Requirement
Return only the number of lines holding the word "structured".

Task inputs

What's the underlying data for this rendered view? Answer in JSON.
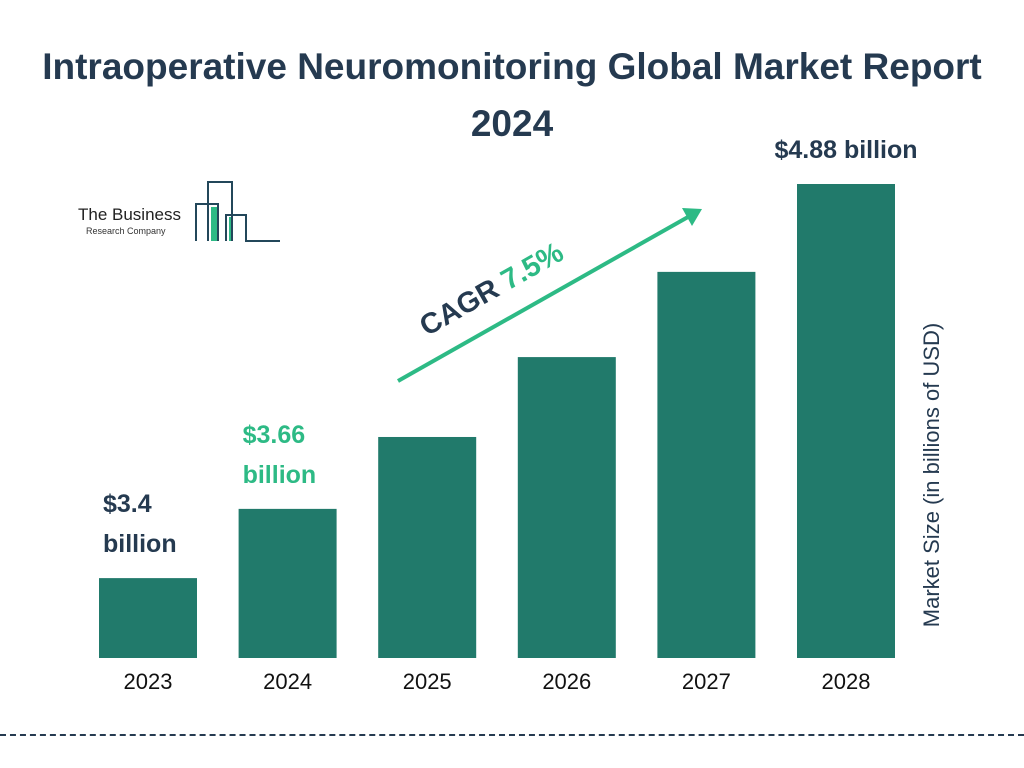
{
  "chart_data": {
    "type": "bar",
    "title": "Intraoperative Neuromonitoring Global Market Report 2024",
    "categories": [
      "2023",
      "2024",
      "2025",
      "2026",
      "2027",
      "2028"
    ],
    "values": [
      3.4,
      3.66,
      3.93,
      4.23,
      4.55,
      4.88
    ],
    "data_labels": [
      {
        "category": "2023",
        "lines": [
          "$3.4",
          "billion"
        ],
        "color": "#253a50"
      },
      {
        "category": "2024",
        "lines": [
          "$3.66",
          "billion"
        ],
        "color": "#2dba85"
      },
      {
        "category": "2028",
        "lines": [
          "$4.88 billion"
        ],
        "color": "#253a50"
      }
    ],
    "xlabel": "",
    "ylabel": "Market Size (in billions of USD)",
    "ylim": [
      3.1,
      4.88
    ],
    "grid": false,
    "bar_color": "#217a6b",
    "annotation": {
      "label": "CAGR",
      "value": "7.5%",
      "label_color": "#253a50",
      "value_color": "#2dba85"
    }
  },
  "logo": {
    "line1": "The Business",
    "line2": "Research Company",
    "accent": "#2dba85",
    "stroke": "#23475a"
  }
}
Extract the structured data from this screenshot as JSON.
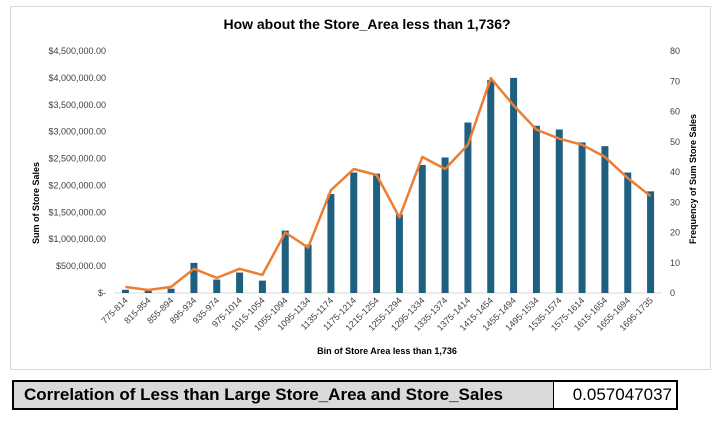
{
  "chart_data": {
    "type": "bar+line",
    "title": "How about the Store_Area less than 1,736?",
    "xlabel": "Bin of Store Area less than 1,736",
    "ylabel": "Sum of Store Sales",
    "y2label": "Frequency of Sum Store Sales",
    "categories": [
      "775-814",
      "815-854",
      "855-894",
      "895-934",
      "935-974",
      "975-1014",
      "1015-1054",
      "1055-1094",
      "1095-1134",
      "1135-1174",
      "1175-1214",
      "1215-1254",
      "1255-1294",
      "1295-1334",
      "1335-1374",
      "1375-1414",
      "1415-1454",
      "1455-1494",
      "1495-1534",
      "1535-1574",
      "1575-1614",
      "1615-1654",
      "1655-1694",
      "1695-1735"
    ],
    "series": [
      {
        "type": "bar",
        "axis": "left",
        "color": "#1f5f7f",
        "values": [
          60000,
          40000,
          80000,
          560000,
          250000,
          380000,
          230000,
          1160000,
          900000,
          1840000,
          2240000,
          2220000,
          1460000,
          2380000,
          2520000,
          3170000,
          3960000,
          4000000,
          3110000,
          3040000,
          2800000,
          2730000,
          2240000,
          1890000
        ]
      },
      {
        "type": "line",
        "axis": "right",
        "color": "#ed7d31",
        "values": [
          2,
          1,
          2,
          8,
          5,
          8,
          6,
          20,
          15,
          34,
          41,
          39,
          25,
          45,
          41,
          49,
          71,
          62,
          54,
          51,
          49,
          45,
          38,
          32
        ]
      }
    ],
    "ylim": [
      0,
      4500000
    ],
    "y2lim": [
      0,
      80
    ],
    "yticks": [
      "$-",
      "$500,000.00",
      "$1,000,000.00",
      "$1,500,000.00",
      "$2,000,000.00",
      "$2,500,000.00",
      "$3,000,000.00",
      "$3,500,000.00",
      "$4,000,000.00",
      "$4,500,000.00"
    ],
    "y2ticks": [
      "0",
      "10",
      "20",
      "30",
      "40",
      "50",
      "60",
      "70",
      "80"
    ],
    "grid": false,
    "legend": "none"
  },
  "correlation": {
    "label": "Correlation of Less than Large Store_Area and Store_Sales",
    "value": "0.057047037"
  }
}
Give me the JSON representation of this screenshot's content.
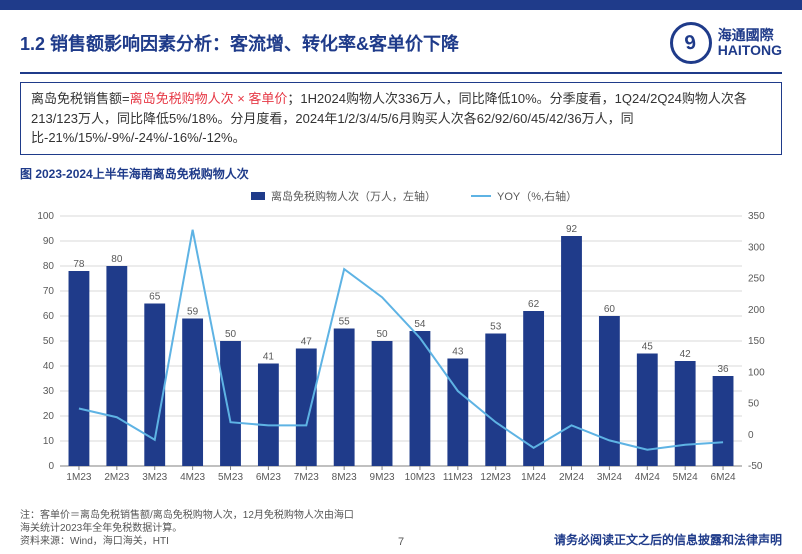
{
  "header": {
    "title": "1.2 销售额影响因素分析：客流增、转化率&客单价下降",
    "brand_cn": "海通國際",
    "brand_en": "HAITONG"
  },
  "summary": {
    "line1_pre": "离岛免税销售额=",
    "line1_accent": "离岛免税购物人次 × 客单价",
    "line1_post": "；1H2024购物人次336万人，同比降低10%。分季度看，1Q24/2Q24购物人次各213/123万人，同比降低5%/18%。分月度看，2024年1/2/3/4/5/6月购买人次各62/92/60/45/42/36万人，同比-21%/15%/-9%/-24%/-16%/-12%。"
  },
  "chart": {
    "title": "图 2023-2024上半年海南离岛免税购物人次",
    "legend_bar": "离岛免税购物人次（万人，左轴）",
    "legend_line": "YOY（%,右轴）",
    "categories": [
      "1M23",
      "2M23",
      "3M23",
      "4M23",
      "5M23",
      "6M23",
      "7M23",
      "8M23",
      "9M23",
      "10M23",
      "11M23",
      "12M23",
      "1M24",
      "2M24",
      "3M24",
      "4M24",
      "5M24",
      "6M24"
    ],
    "bar_values": [
      78,
      80,
      65,
      59,
      50,
      41,
      47,
      55,
      50,
      54,
      43,
      53,
      62,
      92,
      60,
      45,
      42,
      36
    ],
    "line_values": [
      42,
      28,
      -8,
      328,
      20,
      15,
      15,
      265,
      220,
      155,
      70,
      20,
      -21,
      15,
      -9,
      -24,
      -16,
      -12
    ],
    "left_ylim": [
      0,
      100
    ],
    "left_ticks": [
      0,
      10,
      20,
      30,
      40,
      50,
      60,
      70,
      80,
      90,
      100
    ],
    "right_ylim": [
      -50,
      350
    ],
    "right_ticks": [
      -50,
      0,
      50,
      100,
      150,
      200,
      250,
      300,
      350
    ],
    "bar_color": "#1f3b8a",
    "line_color": "#5eb3e4",
    "grid_color": "#d9d9d9",
    "axis_color": "#808080",
    "label_color": "#595959",
    "plot_bg": "#ffffff",
    "bar_width_ratio": 0.55,
    "label_fontsize": 10,
    "value_label_fontsize": 10
  },
  "footer": {
    "note": "注：客单价＝离岛免税销售额/离岛免税购物人次，12月免税购物人次由海口海关统计2023年全年免税数据计算。",
    "source": "资料来源：Wind，海口海关，HTI",
    "disclaimer": "请务必阅读正文之后的信息披露和法律声明",
    "page": "7"
  }
}
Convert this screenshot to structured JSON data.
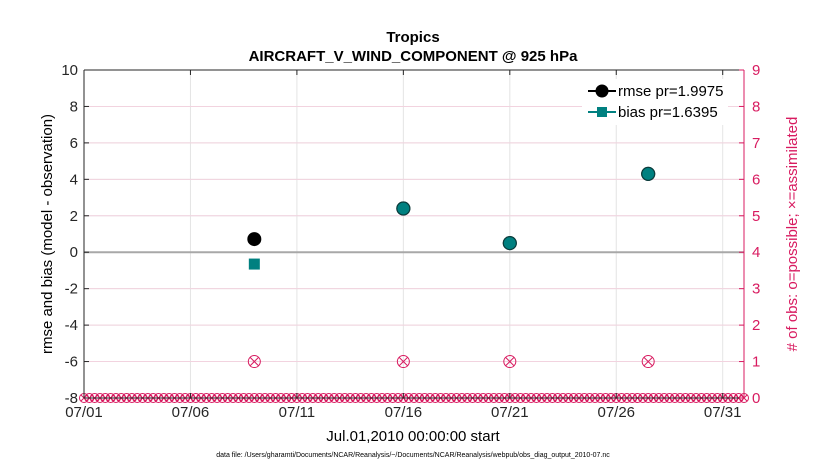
{
  "chart_data": {
    "type": "scatter",
    "title": "Tropics",
    "subtitle": "AIRCRAFT_V_WIND_COMPONENT @ 925 hPa",
    "xlabel": "Jul.01,2010 00:00:00 start",
    "ylabel": "rmse and bias (model - observation)",
    "y2label": "# of obs: o=possible; ×=assimilated",
    "xlim": [
      1,
      32
    ],
    "ylim": [
      -8,
      10
    ],
    "y2lim": [
      0,
      9
    ],
    "x_ticks": [
      {
        "value": 1,
        "label": "07/01"
      },
      {
        "value": 6,
        "label": "07/06"
      },
      {
        "value": 11,
        "label": "07/11"
      },
      {
        "value": 16,
        "label": "07/16"
      },
      {
        "value": 21,
        "label": "07/21"
      },
      {
        "value": 26,
        "label": "07/26"
      },
      {
        "value": 31,
        "label": "07/31"
      }
    ],
    "y_ticks": [
      "-8",
      "-6",
      "-4",
      "-2",
      "0",
      "2",
      "4",
      "6",
      "8",
      "10"
    ],
    "y2_ticks": [
      "0",
      "1",
      "2",
      "3",
      "4",
      "5",
      "6",
      "7",
      "8",
      "9"
    ],
    "zero_line": 0,
    "grid": true,
    "legend_position": "top-right",
    "series": [
      {
        "name": "rmse pr=1.9975",
        "color": "#000000",
        "x": [
          9,
          16,
          21,
          27.5
        ],
        "y": [
          0.72,
          2.4,
          0.5,
          4.3
        ]
      },
      {
        "name": "bias pr=1.6395",
        "color": "#008080",
        "x": [
          9,
          16,
          21,
          27.5
        ],
        "y": [
          -0.65,
          2.4,
          0.5,
          4.3
        ]
      }
    ],
    "obs_count": {
      "color": "#d81b60",
      "x": [
        9,
        16,
        21,
        27.5
      ],
      "possible": [
        1,
        1,
        1,
        1
      ],
      "assimilated": [
        1,
        1,
        1,
        1
      ],
      "zero_marker_step": 0.25
    },
    "footnote": "data file: /Users/gharamti/Documents/NCAR/Reanalysis/~/Documents/NCAR/Reanalysis/webpub/obs_diag_output_2010-07.nc"
  }
}
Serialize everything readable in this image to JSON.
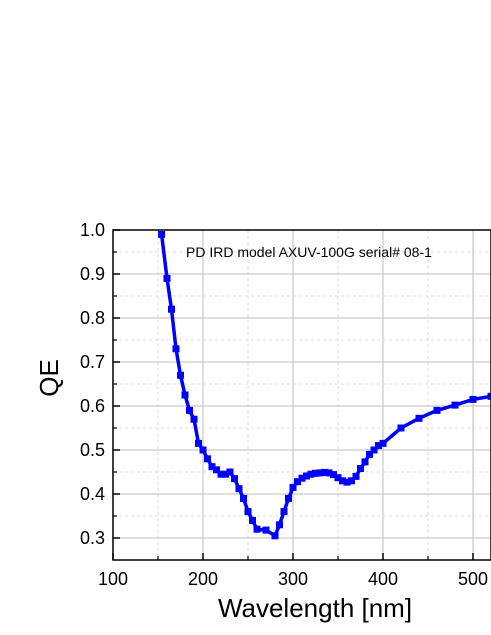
{
  "chart_data": {
    "type": "line",
    "title": "",
    "annotation": "PD IRD model AXUV-100G serial# 08-1",
    "xlabel": "Wavelength [nm]",
    "ylabel": "QE",
    "xlim": [
      100,
      520
    ],
    "ylim": [
      0.25,
      1.0
    ],
    "x_ticks": [
      100,
      200,
      300,
      400,
      500
    ],
    "y_ticks": [
      0.3,
      0.4,
      0.5,
      0.6,
      0.7,
      0.8,
      0.9,
      1.0
    ],
    "x_tick_labels": [
      "100",
      "200",
      "300",
      "400",
      "500"
    ],
    "y_tick_labels": [
      "0.3",
      "0.4",
      "0.5",
      "0.6",
      "0.7",
      "0.8",
      "0.9",
      "1.0"
    ],
    "grid": true,
    "line_color": "#0000ff",
    "series": [
      {
        "marker": "square",
        "x": [
          154,
          160,
          165,
          170,
          175,
          180,
          185,
          190,
          195,
          200,
          205,
          210,
          215,
          220,
          225,
          230,
          235,
          240,
          245,
          250,
          255,
          260,
          270,
          280,
          285,
          290,
          295,
          300,
          305,
          310,
          315,
          320,
          325,
          330,
          335,
          340,
          345,
          350,
          355,
          360,
          365,
          370,
          375,
          380,
          385,
          390,
          395,
          400,
          420,
          440,
          460,
          480,
          500,
          520
        ],
        "y": [
          0.99,
          0.89,
          0.82,
          0.73,
          0.67,
          0.625,
          0.59,
          0.57,
          0.515,
          0.5,
          0.48,
          0.462,
          0.455,
          0.445,
          0.445,
          0.45,
          0.435,
          0.412,
          0.39,
          0.36,
          0.34,
          0.32,
          0.318,
          0.305,
          0.33,
          0.36,
          0.39,
          0.415,
          0.428,
          0.436,
          0.441,
          0.445,
          0.447,
          0.448,
          0.449,
          0.448,
          0.444,
          0.437,
          0.43,
          0.427,
          0.43,
          0.44,
          0.458,
          0.473,
          0.49,
          0.5,
          0.51,
          0.515,
          0.55,
          0.572,
          0.59,
          0.602,
          0.615,
          0.622
        ]
      }
    ]
  }
}
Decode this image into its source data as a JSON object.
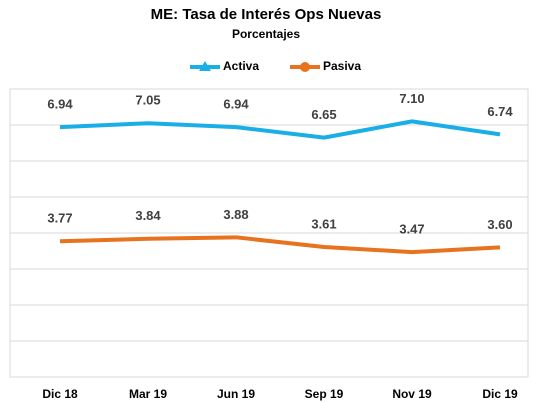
{
  "chart_data": {
    "type": "line",
    "title": "ME: Tasa de Interés Ops Nuevas",
    "subtitle": "Porcentajes",
    "categories": [
      "Dic 18",
      "Mar 19",
      "Jun 19",
      "Sep 19",
      "Nov 19",
      "Dic 19"
    ],
    "series": [
      {
        "name": "Activa",
        "color": "#1aaee6",
        "values": [
          6.94,
          7.05,
          6.94,
          6.65,
          7.1,
          6.74
        ],
        "value_labels": [
          "6.94",
          "7.05",
          "6.94",
          "6.65",
          "7.10",
          "6.74"
        ]
      },
      {
        "name": "Pasiva",
        "color": "#e8731e",
        "values": [
          3.77,
          3.84,
          3.88,
          3.61,
          3.47,
          3.6
        ],
        "value_labels": [
          "3.77",
          "3.84",
          "3.88",
          "3.61",
          "3.47",
          "3.60"
        ]
      }
    ],
    "ylim": [
      0,
      8
    ],
    "yticks": [
      0,
      1,
      2,
      3,
      4,
      5,
      6,
      7,
      8
    ],
    "grid": true,
    "legend": "top"
  }
}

Exercise solution
2